• _Stored entries_:
******

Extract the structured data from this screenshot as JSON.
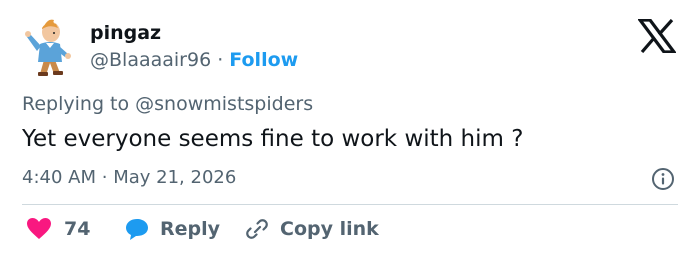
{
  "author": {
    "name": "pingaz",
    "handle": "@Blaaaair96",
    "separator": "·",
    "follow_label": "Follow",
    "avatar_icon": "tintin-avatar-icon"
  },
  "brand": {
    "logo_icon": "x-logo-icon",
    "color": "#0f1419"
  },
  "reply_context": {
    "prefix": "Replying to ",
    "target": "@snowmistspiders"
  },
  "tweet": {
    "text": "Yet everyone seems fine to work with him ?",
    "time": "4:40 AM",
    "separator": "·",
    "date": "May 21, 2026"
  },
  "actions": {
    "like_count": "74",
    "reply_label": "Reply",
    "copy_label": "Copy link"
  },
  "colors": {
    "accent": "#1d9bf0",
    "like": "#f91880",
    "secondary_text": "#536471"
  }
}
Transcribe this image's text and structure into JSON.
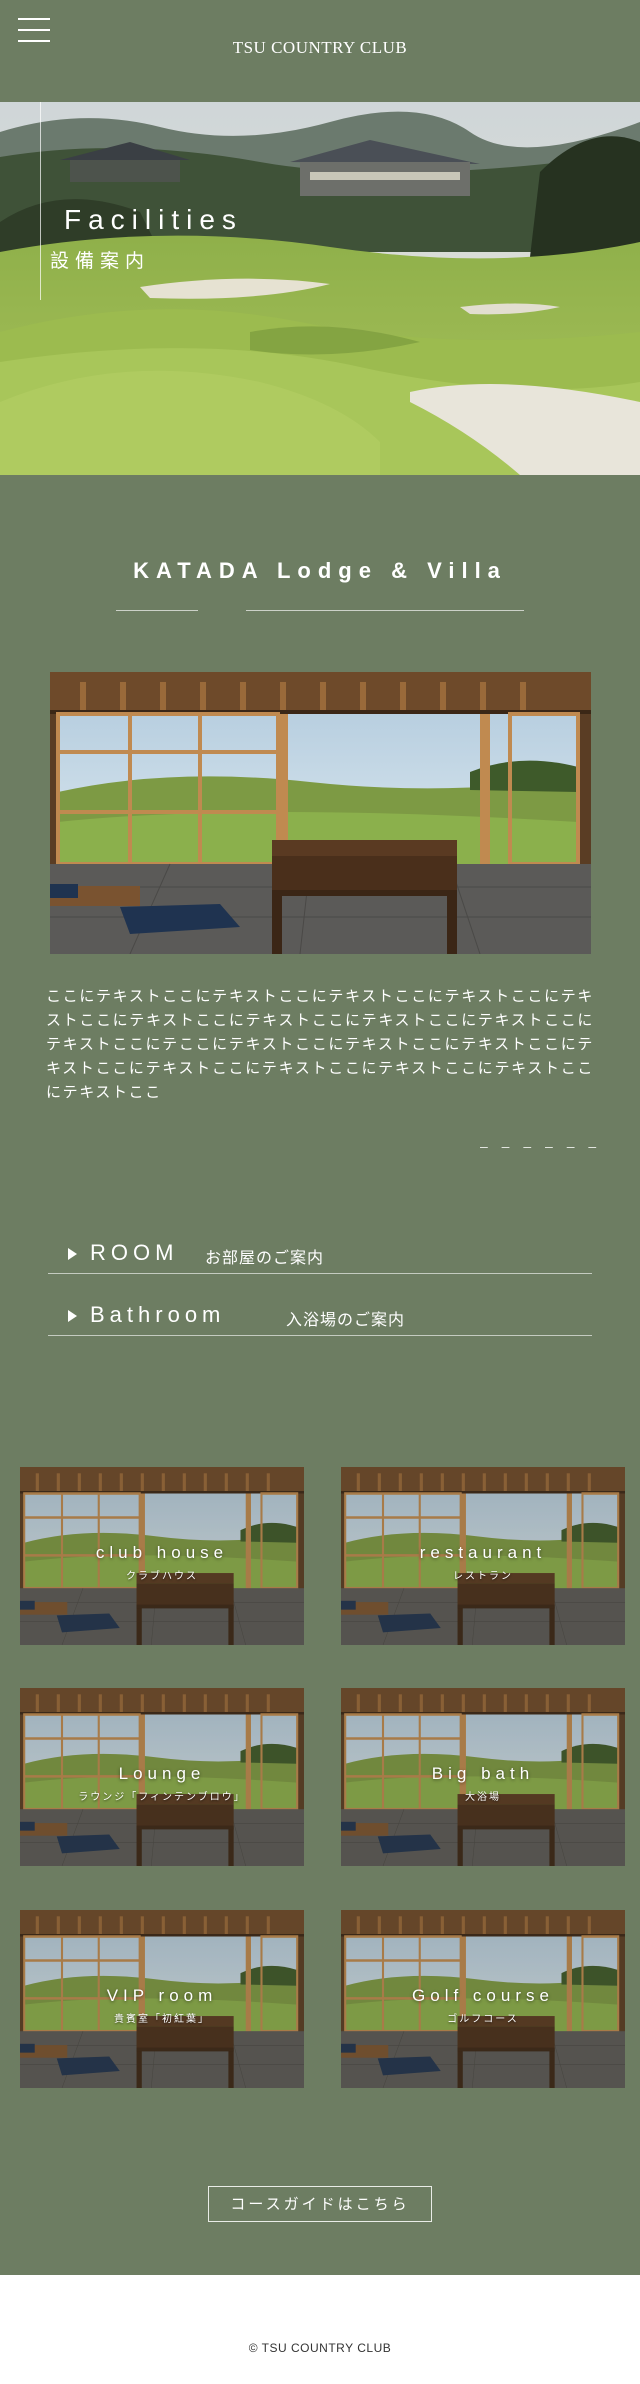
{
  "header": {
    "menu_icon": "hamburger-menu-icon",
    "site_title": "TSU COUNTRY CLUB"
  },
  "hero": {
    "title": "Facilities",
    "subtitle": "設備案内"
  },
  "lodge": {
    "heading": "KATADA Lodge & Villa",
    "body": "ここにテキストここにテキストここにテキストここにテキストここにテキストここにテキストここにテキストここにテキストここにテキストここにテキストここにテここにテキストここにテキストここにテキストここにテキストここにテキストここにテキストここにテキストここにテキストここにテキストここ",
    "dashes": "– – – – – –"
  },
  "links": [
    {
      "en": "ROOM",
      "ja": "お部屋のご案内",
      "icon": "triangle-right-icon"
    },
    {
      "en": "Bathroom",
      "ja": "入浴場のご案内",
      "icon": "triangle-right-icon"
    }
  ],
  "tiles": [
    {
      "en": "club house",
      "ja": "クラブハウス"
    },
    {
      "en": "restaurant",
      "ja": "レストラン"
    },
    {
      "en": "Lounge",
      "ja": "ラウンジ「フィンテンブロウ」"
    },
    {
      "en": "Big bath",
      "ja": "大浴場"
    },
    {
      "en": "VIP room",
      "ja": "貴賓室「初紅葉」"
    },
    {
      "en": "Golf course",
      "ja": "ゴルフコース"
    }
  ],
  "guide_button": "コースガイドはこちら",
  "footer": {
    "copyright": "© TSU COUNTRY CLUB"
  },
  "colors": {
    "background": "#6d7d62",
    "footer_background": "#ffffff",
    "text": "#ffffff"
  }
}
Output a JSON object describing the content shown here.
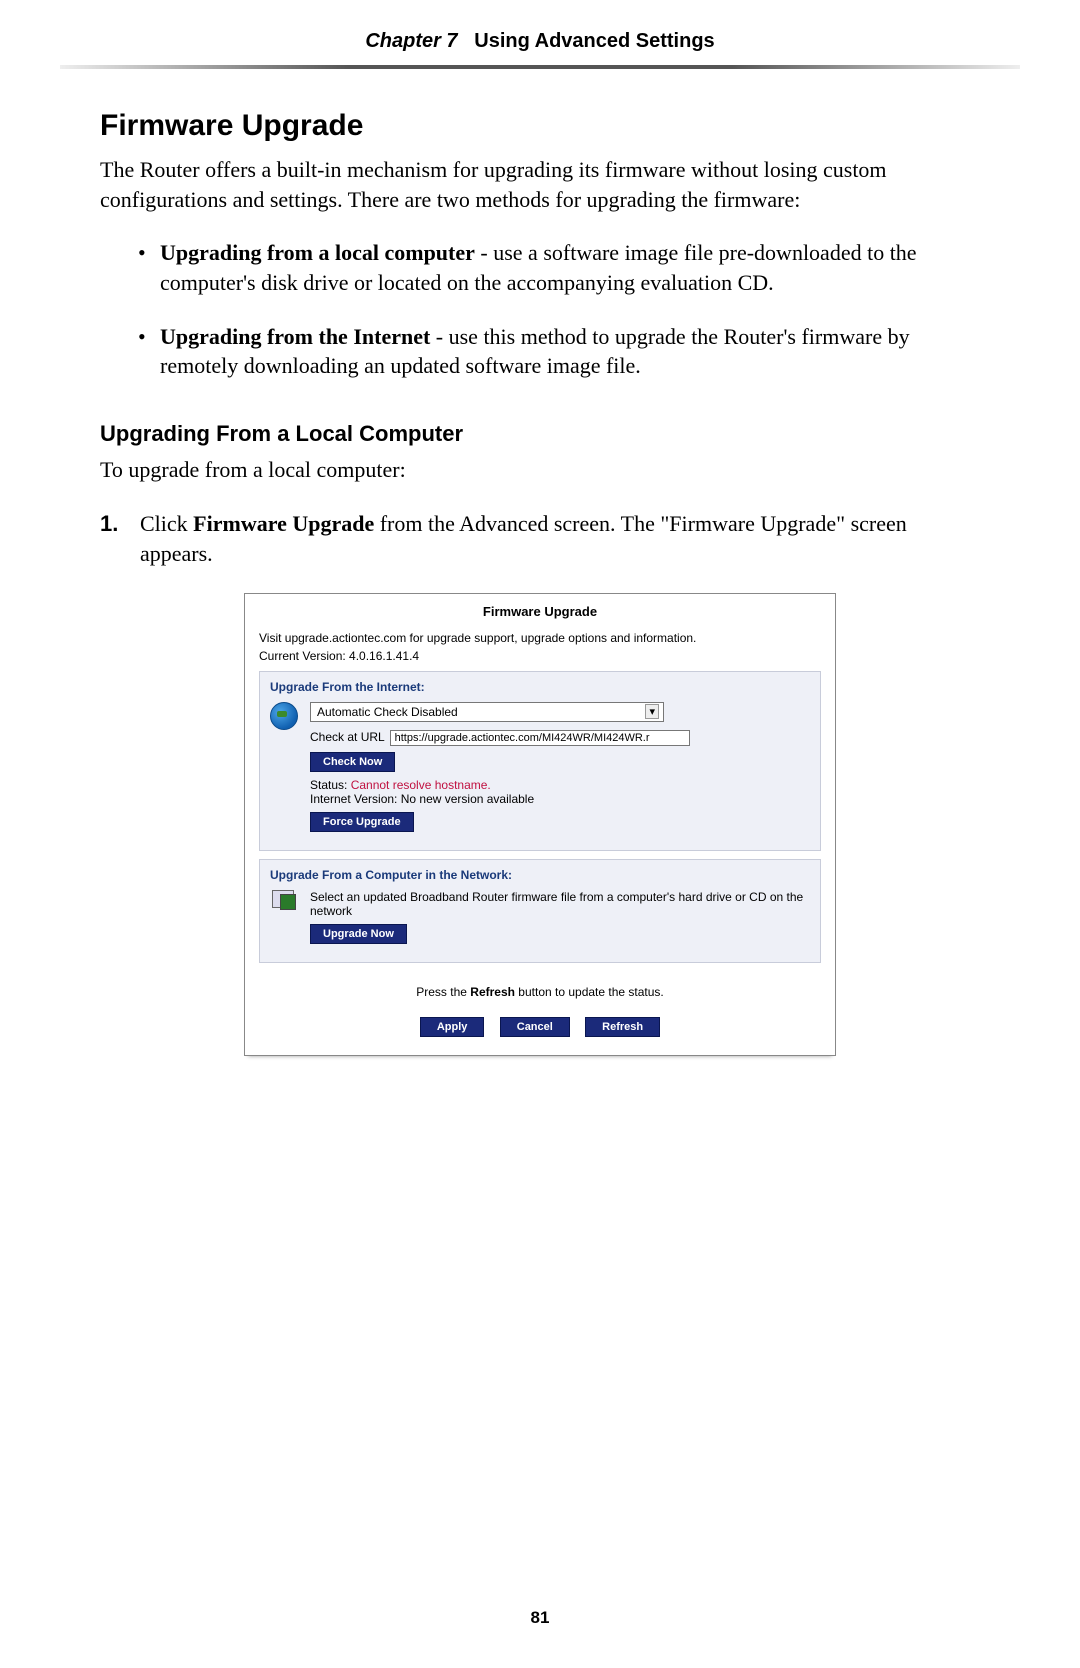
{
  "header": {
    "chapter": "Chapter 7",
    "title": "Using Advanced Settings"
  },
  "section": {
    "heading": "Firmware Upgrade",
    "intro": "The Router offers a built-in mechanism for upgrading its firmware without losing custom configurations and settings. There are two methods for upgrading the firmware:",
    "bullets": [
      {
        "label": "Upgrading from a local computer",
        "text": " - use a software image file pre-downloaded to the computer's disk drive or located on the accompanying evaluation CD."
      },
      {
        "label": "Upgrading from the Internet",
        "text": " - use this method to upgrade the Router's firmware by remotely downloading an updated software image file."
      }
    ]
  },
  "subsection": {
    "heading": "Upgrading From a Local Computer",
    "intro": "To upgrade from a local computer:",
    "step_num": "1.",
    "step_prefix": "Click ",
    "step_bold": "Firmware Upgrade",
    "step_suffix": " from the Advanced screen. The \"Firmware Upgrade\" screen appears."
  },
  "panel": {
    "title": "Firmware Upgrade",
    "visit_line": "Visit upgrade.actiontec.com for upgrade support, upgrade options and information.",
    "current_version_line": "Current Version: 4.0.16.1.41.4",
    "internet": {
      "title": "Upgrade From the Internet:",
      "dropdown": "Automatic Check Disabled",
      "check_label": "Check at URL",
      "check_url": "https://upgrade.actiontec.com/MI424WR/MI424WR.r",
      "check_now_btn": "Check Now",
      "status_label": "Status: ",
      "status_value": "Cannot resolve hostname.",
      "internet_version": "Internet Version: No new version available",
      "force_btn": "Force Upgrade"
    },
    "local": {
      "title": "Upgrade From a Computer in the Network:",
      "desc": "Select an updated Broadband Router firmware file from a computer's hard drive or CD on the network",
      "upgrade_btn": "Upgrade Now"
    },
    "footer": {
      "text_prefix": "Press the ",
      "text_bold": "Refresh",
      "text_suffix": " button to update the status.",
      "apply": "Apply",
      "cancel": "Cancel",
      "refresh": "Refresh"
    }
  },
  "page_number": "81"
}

******

• _Short exercise_: Retype every record above exactly as written, but leave out the pictures.

• _Answer to the exercise_:
Extract the structured data from this screenshot as JSON.
{
  "author": {
    "name": "pingaz",
    "handle": "@Blaaaair96",
    "separator": "·",
    "follow_label": "Follow",
    "avatar_icon": "tintin-avatar-icon"
  },
  "brand": {
    "logo_icon": "x-logo-icon",
    "color": "#0f1419"
  },
  "reply_context": {
    "prefix": "Replying to ",
    "target": "@snowmistspiders"
  },
  "tweet": {
    "text": "Yet everyone seems fine to work with him ?",
    "time": "4:40 AM",
    "separator": "·",
    "date": "May 21, 2026"
  },
  "actions": {
    "like_count": "74",
    "reply_label": "Reply",
    "copy_label": "Copy link"
  },
  "colors": {
    "accent": "#1d9bf0",
    "like": "#f91880",
    "secondary_text": "#536471"
  }
}
Transcribe this image's text and structure into JSON.
{
  "header": {
    "menu_icon": "hamburger-menu-icon",
    "site_title": "TSU COUNTRY CLUB"
  },
  "hero": {
    "title": "Facilities",
    "subtitle": "設備案内"
  },
  "lodge": {
    "heading": "KATADA Lodge & Villa",
    "body": "ここにテキストここにテキストここにテキストここにテキストここにテキストここにテキストここにテキストここにテキストここにテキストここにテキストここにテここにテキストここにテキストここにテキストここにテキストここにテキストここにテキストここにテキストここにテキストここにテキストここ",
    "dashes": "– – – – – –"
  },
  "links": [
    {
      "en": "ROOM",
      "ja": "お部屋のご案内",
      "icon": "triangle-right-icon"
    },
    {
      "en": "Bathroom",
      "ja": "入浴場のご案内",
      "icon": "triangle-right-icon"
    }
  ],
  "tiles": [
    {
      "en": "club house",
      "ja": "クラブハウス"
    },
    {
      "en": "restaurant",
      "ja": "レストラン"
    },
    {
      "en": "Lounge",
      "ja": "ラウンジ「フィンテンブロウ」"
    },
    {
      "en": "Big bath",
      "ja": "大浴場"
    },
    {
      "en": "VIP room",
      "ja": "貴賓室「初紅葉」"
    },
    {
      "en": "Golf course",
      "ja": "ゴルフコース"
    }
  ],
  "guide_button": "コースガイドはこちら",
  "footer": {
    "copyright": "© TSU COUNTRY CLUB"
  },
  "colors": {
    "background": "#6d7d62",
    "footer_background": "#ffffff",
    "text": "#ffffff"
  }
}
Output a JSON object describing the content shown here.
{
  "header": {
    "chapter": "Chapter 7",
    "title": "Using Advanced Settings"
  },
  "section": {
    "heading": "Firmware Upgrade",
    "intro": "The Router offers a built-in mechanism for upgrading its firmware without losing custom configurations and settings. There are two methods for upgrading the firmware:",
    "bullets": [
      {
        "label": "Upgrading from a local computer",
        "text": " - use a software image file pre-downloaded to the computer's disk drive or located on the accompanying evaluation CD."
      },
      {
        "label": "Upgrading from the Internet",
        "text": " - use this method to upgrade the Router's firmware by remotely downloading an updated software image file."
      }
    ]
  },
  "subsection": {
    "heading": "Upgrading From a Local Computer",
    "intro": "To upgrade from a local computer:",
    "step_num": "1.",
    "step_prefix": "Click ",
    "step_bold": "Firmware Upgrade",
    "step_suffix": " from the Advanced screen. The \"Firmware Upgrade\" screen appears."
  },
  "panel": {
    "title": "Firmware Upgrade",
    "visit_line": "Visit upgrade.actiontec.com for upgrade support, upgrade options and information.",
    "current_version_line": "Current Version: 4.0.16.1.41.4",
    "internet": {
      "title": "Upgrade From the Internet:",
      "dropdown": "Automatic Check Disabled",
      "check_label": "Check at URL",
      "check_url": "https://upgrade.actiontec.com/MI424WR/MI424WR.r",
      "check_now_btn": "Check Now",
      "status_label": "Status: ",
      "status_value": "Cannot resolve hostname.",
      "internet_version": "Internet Version: No new version available",
      "force_btn": "Force Upgrade"
    },
    "local": {
      "title": "Upgrade From a Computer in the Network:",
      "desc": "Select an updated Broadband Router firmware file from a computer's hard drive or CD on the network",
      "upgrade_btn": "Upgrade Now"
    },
    "footer": {
      "text_prefix": "Press the ",
      "text_bold": "Refresh",
      "text_suffix": " button to update the status.",
      "apply": "Apply",
      "cancel": "Cancel",
      "refresh": "Refresh"
    }
  },
  "page_number": "81"
}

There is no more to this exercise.